## EXTRACTED ENTRIES
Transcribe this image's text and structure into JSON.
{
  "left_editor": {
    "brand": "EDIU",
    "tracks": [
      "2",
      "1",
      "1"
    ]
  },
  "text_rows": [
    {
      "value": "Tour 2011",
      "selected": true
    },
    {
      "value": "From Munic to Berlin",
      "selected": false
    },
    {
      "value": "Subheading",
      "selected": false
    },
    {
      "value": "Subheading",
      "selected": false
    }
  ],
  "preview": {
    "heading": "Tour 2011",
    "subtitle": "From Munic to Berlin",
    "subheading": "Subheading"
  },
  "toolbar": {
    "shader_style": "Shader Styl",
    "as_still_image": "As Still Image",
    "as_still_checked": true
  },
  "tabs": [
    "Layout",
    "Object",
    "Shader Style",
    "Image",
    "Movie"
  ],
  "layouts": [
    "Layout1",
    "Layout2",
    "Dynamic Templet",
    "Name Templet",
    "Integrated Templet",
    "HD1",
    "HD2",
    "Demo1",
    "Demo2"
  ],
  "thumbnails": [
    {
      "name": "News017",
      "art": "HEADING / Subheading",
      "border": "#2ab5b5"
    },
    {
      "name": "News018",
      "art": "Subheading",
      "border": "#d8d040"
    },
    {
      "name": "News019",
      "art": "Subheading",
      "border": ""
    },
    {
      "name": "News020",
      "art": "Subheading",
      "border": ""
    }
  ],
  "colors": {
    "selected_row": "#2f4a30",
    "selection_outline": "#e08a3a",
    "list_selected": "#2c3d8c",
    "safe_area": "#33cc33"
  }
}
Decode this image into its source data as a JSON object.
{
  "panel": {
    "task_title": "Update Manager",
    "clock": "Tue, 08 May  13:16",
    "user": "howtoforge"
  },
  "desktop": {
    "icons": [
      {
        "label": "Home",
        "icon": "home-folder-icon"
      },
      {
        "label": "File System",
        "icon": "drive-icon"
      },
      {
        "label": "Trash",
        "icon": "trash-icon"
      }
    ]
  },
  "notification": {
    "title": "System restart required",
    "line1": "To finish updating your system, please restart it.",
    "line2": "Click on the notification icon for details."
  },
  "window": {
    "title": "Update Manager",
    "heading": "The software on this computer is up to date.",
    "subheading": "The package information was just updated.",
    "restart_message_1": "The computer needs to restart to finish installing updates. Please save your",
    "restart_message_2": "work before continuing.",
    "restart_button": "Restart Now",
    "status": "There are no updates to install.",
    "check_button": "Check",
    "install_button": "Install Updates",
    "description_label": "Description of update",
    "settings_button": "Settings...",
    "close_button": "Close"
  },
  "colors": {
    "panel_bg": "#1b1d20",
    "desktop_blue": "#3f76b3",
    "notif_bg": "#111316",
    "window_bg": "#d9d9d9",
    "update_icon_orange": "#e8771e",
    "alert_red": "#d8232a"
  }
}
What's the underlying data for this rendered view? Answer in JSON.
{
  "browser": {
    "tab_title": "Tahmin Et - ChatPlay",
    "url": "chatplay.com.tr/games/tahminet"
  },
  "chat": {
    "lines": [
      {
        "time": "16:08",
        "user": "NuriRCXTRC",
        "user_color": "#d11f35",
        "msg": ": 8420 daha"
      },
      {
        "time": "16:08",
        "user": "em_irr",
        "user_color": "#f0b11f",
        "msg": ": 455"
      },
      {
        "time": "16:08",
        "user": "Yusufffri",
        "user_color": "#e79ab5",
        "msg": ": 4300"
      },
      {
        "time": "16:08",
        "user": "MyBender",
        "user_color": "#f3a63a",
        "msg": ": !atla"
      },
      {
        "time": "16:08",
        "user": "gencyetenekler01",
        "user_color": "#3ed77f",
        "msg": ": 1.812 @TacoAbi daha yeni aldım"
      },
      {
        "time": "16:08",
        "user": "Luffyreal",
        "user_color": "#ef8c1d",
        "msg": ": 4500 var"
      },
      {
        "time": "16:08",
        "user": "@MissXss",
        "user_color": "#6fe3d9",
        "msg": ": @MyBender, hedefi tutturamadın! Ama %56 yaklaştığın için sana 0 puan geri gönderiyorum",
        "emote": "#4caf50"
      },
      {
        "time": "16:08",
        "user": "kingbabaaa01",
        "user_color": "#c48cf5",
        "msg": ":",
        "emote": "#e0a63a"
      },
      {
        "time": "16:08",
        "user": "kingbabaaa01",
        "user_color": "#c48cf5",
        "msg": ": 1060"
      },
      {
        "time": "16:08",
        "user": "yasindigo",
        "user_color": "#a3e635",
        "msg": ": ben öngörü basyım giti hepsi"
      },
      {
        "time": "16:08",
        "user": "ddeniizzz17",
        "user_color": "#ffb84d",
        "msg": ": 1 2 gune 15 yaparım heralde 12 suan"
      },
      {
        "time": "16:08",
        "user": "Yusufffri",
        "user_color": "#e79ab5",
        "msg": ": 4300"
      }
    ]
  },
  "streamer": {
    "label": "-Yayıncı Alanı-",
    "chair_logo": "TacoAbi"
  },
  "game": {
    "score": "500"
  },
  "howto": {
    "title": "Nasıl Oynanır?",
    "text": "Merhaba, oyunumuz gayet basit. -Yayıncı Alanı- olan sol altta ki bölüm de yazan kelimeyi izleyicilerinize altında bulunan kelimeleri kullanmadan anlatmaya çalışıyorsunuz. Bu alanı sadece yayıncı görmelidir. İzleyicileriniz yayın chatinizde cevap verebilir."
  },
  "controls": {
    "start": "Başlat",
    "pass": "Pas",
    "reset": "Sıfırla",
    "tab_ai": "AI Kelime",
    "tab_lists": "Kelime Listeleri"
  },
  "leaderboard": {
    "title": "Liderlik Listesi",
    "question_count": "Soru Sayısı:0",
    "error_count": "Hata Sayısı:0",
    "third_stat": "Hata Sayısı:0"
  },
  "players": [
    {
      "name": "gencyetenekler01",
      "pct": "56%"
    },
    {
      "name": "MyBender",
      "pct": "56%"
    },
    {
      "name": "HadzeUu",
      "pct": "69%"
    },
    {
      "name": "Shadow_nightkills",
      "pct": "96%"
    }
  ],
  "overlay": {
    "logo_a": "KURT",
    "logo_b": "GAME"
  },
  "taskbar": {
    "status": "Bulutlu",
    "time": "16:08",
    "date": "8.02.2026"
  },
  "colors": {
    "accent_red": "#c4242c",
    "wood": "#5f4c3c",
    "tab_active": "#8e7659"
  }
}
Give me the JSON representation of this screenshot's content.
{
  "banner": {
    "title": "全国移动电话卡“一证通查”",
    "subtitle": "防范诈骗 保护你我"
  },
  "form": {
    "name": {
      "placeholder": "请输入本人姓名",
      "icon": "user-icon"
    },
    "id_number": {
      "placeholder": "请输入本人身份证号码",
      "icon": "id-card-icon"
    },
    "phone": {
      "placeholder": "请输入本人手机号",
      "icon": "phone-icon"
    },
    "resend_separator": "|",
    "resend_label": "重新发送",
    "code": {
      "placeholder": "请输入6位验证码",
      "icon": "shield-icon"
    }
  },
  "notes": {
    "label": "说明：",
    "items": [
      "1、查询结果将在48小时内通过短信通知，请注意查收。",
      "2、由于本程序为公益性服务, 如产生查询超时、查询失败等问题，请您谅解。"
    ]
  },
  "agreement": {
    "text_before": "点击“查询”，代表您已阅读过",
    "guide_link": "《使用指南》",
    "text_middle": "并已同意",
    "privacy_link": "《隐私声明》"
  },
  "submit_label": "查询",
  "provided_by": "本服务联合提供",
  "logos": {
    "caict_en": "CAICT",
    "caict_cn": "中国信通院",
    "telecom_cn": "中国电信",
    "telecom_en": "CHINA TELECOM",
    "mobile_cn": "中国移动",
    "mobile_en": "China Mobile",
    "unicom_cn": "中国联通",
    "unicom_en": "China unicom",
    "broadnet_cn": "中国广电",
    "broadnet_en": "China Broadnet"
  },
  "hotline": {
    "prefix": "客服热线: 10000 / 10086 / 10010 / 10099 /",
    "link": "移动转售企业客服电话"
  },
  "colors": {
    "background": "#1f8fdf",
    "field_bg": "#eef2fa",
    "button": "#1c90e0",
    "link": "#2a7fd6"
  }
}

## GIVEN PROBLEM
Report how many lines of the entries hold the string "Shader". Provide the number alone.

## RESPONSE TO THIS TASK
2